══ Data listing

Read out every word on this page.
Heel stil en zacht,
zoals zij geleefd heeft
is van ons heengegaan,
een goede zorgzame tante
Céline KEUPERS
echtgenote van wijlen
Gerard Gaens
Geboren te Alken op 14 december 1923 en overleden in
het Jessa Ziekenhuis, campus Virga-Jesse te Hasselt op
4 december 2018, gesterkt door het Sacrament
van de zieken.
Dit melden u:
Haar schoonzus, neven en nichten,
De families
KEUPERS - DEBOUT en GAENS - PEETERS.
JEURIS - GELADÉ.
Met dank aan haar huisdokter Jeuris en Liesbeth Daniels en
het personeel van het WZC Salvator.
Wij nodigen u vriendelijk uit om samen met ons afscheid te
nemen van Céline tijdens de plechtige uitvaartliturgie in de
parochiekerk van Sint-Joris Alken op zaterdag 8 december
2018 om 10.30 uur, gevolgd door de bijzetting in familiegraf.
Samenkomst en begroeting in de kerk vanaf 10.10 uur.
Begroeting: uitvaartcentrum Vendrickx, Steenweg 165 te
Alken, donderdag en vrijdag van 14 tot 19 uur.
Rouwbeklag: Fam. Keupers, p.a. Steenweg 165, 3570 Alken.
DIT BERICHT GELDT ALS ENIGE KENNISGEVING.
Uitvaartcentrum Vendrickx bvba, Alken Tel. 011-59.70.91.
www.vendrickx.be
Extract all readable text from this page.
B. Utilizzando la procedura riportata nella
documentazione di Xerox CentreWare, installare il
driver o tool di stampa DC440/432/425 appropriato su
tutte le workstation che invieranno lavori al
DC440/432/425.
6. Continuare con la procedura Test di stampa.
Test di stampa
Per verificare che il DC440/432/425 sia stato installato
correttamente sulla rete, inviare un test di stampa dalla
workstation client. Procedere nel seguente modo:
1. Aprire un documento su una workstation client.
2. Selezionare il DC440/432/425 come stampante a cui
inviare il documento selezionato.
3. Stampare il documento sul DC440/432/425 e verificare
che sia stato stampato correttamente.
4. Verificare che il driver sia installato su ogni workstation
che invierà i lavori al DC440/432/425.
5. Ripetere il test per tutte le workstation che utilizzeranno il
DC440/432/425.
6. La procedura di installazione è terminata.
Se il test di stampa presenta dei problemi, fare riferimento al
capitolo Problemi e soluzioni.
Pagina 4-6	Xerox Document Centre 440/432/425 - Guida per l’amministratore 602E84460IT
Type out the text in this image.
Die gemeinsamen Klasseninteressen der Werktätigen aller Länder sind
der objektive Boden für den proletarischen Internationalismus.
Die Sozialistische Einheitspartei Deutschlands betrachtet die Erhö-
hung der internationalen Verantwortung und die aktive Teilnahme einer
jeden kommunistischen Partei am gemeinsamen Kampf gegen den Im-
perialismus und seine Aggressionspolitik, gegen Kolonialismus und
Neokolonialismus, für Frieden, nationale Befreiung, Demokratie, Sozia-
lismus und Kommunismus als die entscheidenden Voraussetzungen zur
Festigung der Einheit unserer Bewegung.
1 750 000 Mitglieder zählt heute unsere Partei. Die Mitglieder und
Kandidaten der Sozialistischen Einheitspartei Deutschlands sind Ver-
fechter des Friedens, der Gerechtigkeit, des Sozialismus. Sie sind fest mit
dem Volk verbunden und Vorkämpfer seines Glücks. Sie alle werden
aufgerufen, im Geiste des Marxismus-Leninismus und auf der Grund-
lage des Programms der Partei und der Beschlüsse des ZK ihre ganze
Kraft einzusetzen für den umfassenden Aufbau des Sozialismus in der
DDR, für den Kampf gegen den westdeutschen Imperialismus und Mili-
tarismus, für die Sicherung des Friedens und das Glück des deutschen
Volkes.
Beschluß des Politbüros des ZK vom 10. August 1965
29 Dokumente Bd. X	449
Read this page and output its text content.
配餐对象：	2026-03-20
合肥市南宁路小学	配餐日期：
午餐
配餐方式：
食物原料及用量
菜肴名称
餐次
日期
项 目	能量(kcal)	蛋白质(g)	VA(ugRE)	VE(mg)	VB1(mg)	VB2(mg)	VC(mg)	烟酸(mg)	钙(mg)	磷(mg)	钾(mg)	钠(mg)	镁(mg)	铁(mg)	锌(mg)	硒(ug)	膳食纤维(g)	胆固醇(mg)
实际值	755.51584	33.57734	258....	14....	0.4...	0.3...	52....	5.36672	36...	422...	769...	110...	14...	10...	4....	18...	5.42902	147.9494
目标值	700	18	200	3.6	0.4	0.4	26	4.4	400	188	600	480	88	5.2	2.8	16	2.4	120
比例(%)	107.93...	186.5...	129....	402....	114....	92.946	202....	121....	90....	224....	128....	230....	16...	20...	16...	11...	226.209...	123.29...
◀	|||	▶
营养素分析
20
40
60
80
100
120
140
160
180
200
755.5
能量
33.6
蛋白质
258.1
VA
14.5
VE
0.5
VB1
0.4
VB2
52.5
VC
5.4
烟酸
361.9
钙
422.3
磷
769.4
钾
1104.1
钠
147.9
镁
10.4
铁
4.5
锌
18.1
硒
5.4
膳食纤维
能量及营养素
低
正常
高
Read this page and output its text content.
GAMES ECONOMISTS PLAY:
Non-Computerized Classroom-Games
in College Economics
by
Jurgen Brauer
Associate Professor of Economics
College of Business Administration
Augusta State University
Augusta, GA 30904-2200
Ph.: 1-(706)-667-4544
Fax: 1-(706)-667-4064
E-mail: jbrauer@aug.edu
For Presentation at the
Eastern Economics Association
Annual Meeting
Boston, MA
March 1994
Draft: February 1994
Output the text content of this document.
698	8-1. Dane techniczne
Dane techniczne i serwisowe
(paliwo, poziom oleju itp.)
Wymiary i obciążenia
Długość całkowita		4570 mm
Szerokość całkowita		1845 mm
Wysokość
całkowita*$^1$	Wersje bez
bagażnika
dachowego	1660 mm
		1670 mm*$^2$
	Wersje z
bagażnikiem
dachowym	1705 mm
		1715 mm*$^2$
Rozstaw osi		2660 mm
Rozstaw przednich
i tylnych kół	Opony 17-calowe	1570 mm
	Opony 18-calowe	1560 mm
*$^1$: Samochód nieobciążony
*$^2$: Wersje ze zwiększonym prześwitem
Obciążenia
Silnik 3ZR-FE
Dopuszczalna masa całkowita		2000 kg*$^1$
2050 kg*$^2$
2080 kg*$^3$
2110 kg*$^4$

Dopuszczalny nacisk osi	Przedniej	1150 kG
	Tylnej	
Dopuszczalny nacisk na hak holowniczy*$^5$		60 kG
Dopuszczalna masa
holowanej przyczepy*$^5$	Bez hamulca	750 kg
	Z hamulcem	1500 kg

════

Check each line of the records above for the string "calowe", and report every line that has it.

- Answer for this exercise:
i tylnych kół	Opony 17-calowe	1570 mm
	Opony 18-calowe	1560 mm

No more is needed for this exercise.